O QUE FAZER. Copie o trecho sobre o AI-5 sem mudar nada, de "Mas, o que é" até "muito. Vamos exemplificar.".

TRECHO FORNECIDO.
■ ■ ■ ■
Dia 25 de abril de 1984: a Proposta de Emenda Constitucional “Dante de Oliveira” é rejeitada pela Câmara dos Deputados, apesar da mobilização popular (eu mesmo, criança pequena, estive num desses comícios, e até ganhei autógrafo da Maitê Proença, se a memória não me trai.) Reinstaurar eleições diretas para Presidente da República  era o objetivo direto, e anular Legislações Autoritárias, objetivo indireto.

Dia 19 de abril de 2020: em diversas cidades brasileiras, populares protestam em frente a quartéis. Intervenção Militar e AI-5 são motes do protesto. O Presidente Bolsonaro comparece a um desses eventos em Brasília.

Mas, o que é o AI-5? O Ato Institucional n.º 05 foi emitido pelo Presidente Costa e Silva em dezembro de 1968, e é considerado o Ato mais duro da “Revolução.” Isso não explica muito. Vamos exemplificar.

Imagine-se, leitor, vivendo num país chamado Cincolândia. Os Cincolandenses, a população de Cincolândia, elegem seus Deputados Federais (Em Cincolândia, não há vereadores, senadores ou deputados estaduais, pois os Cincolandeses preferem gastar esses recursos com educação e saúde.) Mas, um grupo de poderosos tomou o poder, e os presidentes não são mais eleitos pelo povo. As Revoluções precedem a Tirania?
■ ■ ■ ■
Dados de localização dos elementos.
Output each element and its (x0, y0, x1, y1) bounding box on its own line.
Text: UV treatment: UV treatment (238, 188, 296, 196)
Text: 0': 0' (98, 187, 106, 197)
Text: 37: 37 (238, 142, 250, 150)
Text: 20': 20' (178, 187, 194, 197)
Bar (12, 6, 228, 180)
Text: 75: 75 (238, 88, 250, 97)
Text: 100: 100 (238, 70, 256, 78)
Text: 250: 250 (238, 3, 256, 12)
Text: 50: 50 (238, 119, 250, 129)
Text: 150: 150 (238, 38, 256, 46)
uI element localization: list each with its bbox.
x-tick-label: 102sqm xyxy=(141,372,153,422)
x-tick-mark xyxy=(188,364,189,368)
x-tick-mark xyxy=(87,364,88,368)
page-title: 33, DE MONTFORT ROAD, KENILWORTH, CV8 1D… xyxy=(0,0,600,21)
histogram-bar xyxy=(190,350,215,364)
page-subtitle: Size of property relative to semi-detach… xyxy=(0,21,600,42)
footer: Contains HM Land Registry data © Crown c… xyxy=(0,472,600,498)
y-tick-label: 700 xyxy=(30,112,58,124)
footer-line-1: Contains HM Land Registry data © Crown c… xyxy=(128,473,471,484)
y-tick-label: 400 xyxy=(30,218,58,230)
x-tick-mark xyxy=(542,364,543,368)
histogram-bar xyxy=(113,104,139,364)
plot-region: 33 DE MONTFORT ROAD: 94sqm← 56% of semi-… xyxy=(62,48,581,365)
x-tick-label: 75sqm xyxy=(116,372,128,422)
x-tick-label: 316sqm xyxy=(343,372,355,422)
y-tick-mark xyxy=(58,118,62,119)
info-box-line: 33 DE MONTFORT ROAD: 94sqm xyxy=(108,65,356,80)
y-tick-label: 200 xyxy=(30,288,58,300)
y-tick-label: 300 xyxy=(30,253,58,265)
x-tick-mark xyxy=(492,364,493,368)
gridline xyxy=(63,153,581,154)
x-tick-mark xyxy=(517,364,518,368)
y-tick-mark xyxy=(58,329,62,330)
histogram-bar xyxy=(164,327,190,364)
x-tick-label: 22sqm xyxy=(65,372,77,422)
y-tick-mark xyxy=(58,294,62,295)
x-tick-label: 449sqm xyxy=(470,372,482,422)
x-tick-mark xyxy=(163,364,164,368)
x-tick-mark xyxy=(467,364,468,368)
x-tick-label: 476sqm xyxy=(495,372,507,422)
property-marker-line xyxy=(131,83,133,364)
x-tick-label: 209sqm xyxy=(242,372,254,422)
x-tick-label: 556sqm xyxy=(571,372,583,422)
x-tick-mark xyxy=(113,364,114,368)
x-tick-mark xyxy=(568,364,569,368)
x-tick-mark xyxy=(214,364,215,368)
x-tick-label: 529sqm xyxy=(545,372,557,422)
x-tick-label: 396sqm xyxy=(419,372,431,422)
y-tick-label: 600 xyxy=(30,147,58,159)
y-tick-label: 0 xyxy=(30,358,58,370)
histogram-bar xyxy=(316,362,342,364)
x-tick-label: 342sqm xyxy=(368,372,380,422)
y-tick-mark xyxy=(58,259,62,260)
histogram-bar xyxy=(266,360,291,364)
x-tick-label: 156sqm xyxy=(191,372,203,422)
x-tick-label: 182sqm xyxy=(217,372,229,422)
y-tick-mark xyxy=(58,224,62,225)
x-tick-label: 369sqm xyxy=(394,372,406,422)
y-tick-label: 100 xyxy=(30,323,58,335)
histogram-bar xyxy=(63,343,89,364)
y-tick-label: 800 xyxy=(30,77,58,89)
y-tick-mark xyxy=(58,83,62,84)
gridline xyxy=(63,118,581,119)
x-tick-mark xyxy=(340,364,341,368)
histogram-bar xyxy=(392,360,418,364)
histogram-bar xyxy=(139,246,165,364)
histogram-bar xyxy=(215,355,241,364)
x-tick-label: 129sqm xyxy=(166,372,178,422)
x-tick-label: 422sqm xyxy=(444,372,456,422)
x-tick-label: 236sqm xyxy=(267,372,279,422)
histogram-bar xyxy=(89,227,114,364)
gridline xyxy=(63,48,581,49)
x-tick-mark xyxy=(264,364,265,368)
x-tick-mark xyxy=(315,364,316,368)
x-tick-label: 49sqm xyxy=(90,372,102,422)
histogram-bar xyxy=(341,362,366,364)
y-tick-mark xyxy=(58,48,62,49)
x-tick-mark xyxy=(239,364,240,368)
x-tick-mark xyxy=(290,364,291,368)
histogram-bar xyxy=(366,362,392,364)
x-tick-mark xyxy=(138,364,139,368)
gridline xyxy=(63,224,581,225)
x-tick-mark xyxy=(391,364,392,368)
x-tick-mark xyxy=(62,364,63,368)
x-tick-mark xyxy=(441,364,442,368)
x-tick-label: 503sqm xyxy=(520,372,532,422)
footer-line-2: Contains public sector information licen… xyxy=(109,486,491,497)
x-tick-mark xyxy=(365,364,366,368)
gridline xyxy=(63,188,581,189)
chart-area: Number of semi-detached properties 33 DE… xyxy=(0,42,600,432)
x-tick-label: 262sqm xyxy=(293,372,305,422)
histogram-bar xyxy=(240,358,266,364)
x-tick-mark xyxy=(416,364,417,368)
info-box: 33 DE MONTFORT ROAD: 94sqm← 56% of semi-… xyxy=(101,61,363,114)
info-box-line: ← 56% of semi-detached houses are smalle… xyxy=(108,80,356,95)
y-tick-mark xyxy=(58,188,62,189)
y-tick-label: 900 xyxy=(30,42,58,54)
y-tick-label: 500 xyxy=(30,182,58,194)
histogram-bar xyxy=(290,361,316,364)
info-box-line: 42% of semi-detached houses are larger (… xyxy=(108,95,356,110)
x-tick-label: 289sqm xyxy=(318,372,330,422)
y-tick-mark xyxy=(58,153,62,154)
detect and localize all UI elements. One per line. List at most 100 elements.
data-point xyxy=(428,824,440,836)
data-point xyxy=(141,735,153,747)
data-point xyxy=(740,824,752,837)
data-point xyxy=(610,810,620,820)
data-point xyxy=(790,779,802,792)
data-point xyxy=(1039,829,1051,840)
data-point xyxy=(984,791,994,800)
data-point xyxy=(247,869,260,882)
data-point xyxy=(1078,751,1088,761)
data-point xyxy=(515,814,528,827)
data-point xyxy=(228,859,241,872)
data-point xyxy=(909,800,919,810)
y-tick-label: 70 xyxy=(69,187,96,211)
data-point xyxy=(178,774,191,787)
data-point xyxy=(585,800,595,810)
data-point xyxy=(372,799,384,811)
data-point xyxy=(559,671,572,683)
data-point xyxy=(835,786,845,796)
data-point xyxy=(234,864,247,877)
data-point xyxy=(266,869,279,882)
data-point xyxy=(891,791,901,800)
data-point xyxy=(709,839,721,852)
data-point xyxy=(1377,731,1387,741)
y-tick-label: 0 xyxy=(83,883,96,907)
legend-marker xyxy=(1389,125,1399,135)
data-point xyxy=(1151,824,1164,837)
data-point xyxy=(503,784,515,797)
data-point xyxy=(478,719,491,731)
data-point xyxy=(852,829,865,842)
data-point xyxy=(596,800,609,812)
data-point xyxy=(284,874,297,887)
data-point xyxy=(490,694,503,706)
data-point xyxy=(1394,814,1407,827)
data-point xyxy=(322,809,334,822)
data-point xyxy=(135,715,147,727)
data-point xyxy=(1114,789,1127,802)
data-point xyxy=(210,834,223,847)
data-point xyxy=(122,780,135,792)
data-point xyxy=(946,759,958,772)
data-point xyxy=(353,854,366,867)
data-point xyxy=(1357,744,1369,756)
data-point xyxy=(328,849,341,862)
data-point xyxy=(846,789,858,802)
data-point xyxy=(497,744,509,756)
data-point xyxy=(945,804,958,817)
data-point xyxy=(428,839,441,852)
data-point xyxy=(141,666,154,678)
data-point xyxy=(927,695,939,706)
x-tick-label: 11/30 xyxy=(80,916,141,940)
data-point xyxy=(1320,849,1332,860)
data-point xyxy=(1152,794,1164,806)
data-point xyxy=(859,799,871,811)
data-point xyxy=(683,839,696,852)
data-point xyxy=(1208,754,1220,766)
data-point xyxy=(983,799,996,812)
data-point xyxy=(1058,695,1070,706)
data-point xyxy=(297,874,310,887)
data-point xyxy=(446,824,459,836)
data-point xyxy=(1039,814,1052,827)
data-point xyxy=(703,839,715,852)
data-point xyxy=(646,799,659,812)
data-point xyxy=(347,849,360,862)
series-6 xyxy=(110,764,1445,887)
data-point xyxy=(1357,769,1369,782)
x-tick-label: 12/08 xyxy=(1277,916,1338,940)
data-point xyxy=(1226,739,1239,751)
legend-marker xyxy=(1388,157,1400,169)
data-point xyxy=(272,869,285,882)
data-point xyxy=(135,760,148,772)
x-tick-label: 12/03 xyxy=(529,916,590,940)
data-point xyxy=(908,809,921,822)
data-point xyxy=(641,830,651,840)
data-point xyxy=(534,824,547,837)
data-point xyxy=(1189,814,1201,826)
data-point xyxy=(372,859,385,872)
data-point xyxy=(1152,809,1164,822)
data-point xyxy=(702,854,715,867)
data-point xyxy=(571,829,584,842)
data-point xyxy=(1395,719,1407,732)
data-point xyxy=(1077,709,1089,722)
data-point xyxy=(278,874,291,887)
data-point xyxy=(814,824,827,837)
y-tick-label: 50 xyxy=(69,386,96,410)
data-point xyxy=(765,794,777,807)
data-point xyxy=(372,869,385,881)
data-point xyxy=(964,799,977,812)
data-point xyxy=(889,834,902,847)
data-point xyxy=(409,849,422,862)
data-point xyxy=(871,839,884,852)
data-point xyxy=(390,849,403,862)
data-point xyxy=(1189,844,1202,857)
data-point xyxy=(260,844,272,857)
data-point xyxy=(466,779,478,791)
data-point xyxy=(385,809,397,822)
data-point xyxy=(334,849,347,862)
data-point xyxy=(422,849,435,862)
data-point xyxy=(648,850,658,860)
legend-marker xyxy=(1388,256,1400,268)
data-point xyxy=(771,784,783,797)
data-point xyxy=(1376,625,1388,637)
■ ■ ■ ■
RESPOSTA CERTA.
Mas, o que é o AI-5? O Ato Institucional n.º 05 foi emitido pelo Presidente Costa e Silva em dezembro de 1968, e é considerado o Ato mais duro da “Revolução.” Isso não explica muito. Vamos exemplificar.